▸ **TASK INPUTS**:
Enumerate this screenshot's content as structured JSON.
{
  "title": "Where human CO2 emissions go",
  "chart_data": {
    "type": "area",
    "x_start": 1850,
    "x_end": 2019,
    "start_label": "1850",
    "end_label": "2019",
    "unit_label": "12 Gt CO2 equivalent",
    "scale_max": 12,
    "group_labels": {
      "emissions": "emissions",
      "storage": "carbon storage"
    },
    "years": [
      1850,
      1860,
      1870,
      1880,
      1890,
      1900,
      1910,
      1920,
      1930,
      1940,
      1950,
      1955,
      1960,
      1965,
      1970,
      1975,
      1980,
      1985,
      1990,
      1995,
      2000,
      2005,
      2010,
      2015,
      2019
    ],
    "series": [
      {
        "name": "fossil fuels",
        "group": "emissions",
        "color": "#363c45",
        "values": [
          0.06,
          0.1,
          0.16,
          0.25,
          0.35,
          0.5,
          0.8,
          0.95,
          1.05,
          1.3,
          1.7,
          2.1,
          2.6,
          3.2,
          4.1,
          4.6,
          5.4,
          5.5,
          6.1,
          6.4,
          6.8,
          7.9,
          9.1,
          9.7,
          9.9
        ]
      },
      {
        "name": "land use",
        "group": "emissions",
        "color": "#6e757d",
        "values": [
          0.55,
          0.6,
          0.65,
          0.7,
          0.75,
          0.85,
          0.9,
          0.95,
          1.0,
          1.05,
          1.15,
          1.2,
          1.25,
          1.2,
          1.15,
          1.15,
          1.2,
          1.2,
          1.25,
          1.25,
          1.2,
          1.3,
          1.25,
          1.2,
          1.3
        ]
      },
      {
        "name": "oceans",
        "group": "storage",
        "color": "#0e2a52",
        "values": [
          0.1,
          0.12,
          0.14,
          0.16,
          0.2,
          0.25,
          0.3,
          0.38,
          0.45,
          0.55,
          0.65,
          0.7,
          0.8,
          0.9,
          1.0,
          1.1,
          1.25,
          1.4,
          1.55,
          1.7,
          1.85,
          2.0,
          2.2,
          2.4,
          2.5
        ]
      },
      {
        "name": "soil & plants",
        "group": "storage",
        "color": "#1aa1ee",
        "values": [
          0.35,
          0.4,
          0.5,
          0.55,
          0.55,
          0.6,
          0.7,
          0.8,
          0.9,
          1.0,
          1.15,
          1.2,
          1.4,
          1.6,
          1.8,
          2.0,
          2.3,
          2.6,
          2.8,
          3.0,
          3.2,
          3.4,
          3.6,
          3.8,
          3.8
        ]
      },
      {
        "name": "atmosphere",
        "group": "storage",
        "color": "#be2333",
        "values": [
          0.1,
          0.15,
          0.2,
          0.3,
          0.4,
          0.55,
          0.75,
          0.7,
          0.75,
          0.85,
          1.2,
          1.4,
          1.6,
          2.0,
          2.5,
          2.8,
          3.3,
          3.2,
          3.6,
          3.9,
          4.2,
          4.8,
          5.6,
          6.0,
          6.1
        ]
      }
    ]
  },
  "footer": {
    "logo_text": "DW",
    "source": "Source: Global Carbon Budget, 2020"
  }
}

▸ **TO DO**: Gather up, from the records above, each line where the word "name" appears.

▸ **WORKED SOLUTION**:
        "name": "fossil fuels",
        "name": "land use",
        "name": "oceans",
        "name": "soil & plants",
        "name": "atmosphere",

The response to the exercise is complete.